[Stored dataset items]
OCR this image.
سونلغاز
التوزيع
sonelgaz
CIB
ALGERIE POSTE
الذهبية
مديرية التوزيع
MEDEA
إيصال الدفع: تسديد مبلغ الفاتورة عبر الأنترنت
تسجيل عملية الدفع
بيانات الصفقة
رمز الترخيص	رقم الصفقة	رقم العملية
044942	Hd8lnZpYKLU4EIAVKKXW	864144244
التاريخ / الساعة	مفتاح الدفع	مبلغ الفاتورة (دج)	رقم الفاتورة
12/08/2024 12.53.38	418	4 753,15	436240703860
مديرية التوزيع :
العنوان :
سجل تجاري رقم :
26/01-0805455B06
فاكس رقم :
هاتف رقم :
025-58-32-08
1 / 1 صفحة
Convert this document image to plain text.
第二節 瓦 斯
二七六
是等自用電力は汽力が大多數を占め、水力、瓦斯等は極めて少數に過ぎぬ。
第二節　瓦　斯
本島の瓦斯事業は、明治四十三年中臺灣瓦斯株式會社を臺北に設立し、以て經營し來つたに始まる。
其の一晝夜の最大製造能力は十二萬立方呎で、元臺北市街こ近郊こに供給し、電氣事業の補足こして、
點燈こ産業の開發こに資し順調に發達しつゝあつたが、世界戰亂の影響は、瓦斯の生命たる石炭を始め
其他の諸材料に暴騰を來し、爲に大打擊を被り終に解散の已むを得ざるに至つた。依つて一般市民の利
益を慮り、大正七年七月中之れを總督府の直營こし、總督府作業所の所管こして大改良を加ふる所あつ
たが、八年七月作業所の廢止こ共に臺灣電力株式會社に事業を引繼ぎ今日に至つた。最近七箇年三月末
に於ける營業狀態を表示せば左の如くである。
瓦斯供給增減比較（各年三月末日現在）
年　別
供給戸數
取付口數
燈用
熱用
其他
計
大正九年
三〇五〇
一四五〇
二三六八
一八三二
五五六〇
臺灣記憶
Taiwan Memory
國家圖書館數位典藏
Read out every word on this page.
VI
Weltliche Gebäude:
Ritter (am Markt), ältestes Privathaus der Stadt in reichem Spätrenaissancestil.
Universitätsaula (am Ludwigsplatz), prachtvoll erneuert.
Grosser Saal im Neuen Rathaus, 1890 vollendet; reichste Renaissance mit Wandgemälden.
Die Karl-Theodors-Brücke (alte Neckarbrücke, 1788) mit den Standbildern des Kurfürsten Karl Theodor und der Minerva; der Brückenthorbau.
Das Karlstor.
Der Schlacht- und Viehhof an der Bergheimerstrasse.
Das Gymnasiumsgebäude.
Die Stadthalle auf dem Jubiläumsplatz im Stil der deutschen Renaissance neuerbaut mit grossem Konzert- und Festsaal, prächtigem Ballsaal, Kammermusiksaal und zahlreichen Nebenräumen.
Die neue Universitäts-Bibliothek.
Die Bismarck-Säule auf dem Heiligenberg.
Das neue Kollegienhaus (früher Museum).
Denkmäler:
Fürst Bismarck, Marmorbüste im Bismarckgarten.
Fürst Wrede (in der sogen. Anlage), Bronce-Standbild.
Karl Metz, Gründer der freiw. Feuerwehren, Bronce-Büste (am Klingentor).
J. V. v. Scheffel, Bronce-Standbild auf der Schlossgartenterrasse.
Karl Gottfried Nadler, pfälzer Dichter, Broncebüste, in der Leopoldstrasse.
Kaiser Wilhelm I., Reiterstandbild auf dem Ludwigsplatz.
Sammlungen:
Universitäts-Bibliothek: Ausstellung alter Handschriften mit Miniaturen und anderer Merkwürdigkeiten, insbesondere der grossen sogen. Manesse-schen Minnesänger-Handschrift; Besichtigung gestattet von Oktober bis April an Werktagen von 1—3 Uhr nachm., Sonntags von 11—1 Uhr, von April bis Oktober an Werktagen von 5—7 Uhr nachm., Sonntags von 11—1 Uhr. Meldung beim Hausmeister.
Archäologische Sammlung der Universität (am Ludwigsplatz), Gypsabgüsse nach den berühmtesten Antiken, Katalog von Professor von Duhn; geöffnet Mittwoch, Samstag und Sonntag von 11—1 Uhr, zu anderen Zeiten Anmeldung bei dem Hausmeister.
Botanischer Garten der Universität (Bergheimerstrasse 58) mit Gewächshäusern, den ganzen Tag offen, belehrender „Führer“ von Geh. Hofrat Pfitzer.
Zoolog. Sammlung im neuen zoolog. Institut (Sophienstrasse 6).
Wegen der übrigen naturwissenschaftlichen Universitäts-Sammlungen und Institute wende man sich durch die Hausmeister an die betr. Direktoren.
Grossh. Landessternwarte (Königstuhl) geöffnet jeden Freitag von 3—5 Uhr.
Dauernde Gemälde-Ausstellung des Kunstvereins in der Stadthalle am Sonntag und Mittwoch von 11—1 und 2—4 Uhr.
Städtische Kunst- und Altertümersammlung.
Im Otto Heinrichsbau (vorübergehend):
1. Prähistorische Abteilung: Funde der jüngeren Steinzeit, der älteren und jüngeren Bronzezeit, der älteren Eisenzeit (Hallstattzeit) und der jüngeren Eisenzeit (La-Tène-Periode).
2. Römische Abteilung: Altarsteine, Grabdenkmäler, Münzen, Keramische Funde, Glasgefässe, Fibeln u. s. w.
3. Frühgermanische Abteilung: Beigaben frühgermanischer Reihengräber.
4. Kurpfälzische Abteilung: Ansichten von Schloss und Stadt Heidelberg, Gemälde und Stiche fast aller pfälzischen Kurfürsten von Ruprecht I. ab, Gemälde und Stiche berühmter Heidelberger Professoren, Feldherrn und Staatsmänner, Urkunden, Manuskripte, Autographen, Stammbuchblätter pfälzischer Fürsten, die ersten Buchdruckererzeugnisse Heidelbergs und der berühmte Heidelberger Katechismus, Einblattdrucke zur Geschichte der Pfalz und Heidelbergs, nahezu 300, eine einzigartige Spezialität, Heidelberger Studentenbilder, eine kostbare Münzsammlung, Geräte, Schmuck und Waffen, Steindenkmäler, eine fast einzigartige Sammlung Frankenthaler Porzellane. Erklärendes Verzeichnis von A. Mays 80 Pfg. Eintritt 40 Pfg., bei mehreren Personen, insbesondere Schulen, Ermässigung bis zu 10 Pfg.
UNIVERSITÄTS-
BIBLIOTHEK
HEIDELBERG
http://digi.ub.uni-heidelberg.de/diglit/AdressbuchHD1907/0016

◆ **REQUIREMENTS**
What is the number of lines in the data above that include the word "Bismarck"? Answer with that number only.

◆ **WORKED ANSWER**
2